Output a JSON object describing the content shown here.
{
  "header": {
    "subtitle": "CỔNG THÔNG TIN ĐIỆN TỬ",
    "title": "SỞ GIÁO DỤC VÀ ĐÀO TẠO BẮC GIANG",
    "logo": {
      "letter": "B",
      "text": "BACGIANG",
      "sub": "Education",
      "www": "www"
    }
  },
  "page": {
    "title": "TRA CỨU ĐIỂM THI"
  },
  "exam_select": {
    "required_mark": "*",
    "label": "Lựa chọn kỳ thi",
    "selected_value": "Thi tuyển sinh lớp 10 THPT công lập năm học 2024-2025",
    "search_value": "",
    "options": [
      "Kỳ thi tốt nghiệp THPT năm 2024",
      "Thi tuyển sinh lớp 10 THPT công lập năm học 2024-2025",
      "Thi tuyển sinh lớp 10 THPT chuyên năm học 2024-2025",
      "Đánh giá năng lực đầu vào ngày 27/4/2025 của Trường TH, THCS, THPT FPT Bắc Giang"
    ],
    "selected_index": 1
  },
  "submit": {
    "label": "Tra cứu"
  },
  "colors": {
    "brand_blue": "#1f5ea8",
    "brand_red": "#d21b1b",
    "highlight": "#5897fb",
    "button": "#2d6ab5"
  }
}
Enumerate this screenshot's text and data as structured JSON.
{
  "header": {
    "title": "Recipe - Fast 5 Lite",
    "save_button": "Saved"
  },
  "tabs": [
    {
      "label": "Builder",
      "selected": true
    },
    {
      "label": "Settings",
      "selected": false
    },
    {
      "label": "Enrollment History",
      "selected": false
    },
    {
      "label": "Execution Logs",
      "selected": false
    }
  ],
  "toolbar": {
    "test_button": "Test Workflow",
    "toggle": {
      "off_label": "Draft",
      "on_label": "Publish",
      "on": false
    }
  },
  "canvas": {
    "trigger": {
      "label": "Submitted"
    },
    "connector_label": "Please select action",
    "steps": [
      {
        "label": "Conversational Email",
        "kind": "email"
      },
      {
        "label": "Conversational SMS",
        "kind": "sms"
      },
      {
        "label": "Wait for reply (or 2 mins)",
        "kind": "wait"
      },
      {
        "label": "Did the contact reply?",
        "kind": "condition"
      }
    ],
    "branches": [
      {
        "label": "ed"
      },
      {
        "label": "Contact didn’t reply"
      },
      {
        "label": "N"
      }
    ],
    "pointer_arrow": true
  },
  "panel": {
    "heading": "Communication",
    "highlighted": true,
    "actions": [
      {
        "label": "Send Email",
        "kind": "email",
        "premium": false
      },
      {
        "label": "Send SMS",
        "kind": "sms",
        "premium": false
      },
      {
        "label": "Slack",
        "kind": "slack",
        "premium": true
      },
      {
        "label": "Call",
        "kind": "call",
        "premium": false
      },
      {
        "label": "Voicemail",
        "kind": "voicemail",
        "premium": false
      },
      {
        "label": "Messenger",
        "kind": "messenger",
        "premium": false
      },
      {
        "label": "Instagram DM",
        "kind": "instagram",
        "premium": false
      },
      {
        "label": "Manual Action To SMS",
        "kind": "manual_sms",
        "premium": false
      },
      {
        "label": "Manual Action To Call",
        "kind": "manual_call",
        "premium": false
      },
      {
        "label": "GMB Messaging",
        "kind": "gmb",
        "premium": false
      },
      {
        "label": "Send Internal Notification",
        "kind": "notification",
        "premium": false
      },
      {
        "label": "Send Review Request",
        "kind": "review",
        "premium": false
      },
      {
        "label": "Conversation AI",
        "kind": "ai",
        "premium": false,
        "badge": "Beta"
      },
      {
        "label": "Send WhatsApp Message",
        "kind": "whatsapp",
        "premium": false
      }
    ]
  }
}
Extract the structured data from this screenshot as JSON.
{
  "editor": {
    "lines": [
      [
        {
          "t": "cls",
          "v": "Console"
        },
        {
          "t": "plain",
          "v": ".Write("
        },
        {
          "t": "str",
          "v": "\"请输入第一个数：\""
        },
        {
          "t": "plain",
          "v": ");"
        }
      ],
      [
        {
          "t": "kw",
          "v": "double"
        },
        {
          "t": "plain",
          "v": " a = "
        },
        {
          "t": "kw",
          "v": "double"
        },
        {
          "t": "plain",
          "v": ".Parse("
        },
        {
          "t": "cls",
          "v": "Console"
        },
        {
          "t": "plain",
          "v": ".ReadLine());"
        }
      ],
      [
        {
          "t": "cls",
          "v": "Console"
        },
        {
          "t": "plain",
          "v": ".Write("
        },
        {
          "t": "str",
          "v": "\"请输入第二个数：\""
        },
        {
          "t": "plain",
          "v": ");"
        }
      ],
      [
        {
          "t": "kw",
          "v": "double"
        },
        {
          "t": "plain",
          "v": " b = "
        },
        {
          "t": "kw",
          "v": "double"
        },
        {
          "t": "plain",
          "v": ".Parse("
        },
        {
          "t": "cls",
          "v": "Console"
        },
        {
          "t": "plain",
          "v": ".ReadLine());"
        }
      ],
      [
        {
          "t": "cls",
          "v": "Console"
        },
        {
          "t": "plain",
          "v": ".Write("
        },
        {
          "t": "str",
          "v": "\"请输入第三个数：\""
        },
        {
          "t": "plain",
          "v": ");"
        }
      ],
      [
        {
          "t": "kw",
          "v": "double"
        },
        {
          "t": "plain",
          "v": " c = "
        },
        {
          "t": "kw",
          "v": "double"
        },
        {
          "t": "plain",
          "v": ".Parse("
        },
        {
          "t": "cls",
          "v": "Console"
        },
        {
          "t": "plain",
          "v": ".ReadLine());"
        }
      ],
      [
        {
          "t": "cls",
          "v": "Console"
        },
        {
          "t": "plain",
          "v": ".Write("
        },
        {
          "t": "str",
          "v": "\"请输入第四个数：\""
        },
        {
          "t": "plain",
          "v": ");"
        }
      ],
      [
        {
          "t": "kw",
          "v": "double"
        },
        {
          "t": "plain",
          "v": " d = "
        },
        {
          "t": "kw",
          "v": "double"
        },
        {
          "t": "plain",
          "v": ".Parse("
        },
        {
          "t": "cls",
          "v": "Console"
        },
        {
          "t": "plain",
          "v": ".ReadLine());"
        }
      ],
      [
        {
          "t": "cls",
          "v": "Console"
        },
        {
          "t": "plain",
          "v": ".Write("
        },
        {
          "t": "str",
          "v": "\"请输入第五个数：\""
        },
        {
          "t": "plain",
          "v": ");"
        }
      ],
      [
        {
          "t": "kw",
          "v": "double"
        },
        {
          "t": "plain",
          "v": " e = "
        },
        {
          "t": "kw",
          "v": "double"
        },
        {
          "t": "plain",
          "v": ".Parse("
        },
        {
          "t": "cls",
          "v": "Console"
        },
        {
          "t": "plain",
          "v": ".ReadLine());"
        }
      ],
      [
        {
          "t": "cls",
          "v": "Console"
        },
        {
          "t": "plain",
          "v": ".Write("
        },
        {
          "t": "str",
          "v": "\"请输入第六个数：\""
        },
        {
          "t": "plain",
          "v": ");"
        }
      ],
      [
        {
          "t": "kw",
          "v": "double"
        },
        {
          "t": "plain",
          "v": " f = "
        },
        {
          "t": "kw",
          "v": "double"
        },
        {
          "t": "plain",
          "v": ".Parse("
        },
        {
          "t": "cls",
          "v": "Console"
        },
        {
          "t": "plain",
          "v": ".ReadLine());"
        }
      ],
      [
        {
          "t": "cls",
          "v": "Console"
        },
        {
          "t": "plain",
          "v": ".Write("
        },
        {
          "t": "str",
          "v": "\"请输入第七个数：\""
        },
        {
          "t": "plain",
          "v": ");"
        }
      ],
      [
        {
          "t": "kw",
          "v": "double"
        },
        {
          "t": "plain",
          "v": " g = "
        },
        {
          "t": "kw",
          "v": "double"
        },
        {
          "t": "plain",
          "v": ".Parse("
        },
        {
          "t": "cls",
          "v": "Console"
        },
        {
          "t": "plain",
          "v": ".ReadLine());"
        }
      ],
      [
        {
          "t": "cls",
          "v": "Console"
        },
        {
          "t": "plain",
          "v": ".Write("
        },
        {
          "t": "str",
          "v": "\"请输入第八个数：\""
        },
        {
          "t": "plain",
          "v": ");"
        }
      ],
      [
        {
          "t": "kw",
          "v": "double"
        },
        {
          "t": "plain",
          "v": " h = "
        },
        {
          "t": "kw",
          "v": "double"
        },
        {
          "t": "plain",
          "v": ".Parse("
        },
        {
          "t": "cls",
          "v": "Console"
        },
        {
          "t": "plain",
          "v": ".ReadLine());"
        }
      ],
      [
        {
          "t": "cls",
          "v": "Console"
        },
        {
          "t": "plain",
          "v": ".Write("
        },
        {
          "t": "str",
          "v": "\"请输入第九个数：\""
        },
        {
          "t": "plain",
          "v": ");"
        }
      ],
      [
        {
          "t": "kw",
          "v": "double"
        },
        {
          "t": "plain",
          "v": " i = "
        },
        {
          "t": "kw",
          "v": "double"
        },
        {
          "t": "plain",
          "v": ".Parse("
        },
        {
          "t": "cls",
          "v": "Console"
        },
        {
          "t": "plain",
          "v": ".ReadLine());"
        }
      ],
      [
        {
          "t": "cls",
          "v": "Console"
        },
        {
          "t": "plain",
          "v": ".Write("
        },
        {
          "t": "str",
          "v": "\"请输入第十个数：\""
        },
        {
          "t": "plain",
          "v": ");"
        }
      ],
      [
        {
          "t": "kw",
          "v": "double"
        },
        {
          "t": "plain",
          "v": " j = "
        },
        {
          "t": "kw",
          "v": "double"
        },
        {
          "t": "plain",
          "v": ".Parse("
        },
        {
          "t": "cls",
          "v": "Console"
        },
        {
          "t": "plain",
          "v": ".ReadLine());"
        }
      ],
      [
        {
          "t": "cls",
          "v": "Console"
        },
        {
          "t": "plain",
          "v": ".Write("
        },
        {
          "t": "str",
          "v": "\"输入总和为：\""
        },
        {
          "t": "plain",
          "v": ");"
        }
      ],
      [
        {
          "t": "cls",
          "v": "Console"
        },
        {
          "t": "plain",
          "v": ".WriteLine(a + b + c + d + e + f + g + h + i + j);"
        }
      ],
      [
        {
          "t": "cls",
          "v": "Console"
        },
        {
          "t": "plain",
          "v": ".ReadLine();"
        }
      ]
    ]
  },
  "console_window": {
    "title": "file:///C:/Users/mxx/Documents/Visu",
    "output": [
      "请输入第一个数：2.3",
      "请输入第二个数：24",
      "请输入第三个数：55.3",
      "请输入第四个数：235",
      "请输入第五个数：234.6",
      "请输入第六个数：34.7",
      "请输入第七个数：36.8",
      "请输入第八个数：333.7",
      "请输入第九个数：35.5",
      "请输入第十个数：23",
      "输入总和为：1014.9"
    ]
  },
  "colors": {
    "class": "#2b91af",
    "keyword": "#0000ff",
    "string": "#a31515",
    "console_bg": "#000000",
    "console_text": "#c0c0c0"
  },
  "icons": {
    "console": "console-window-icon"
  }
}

::::

WHAT TO WORK ON => Copy all lines of the listing above that contain the string "this".

FINAL ANSWER =>
Enumerate this screenshot's text and data as structured JSON.
Extract the structured data from this screenshot as JSON.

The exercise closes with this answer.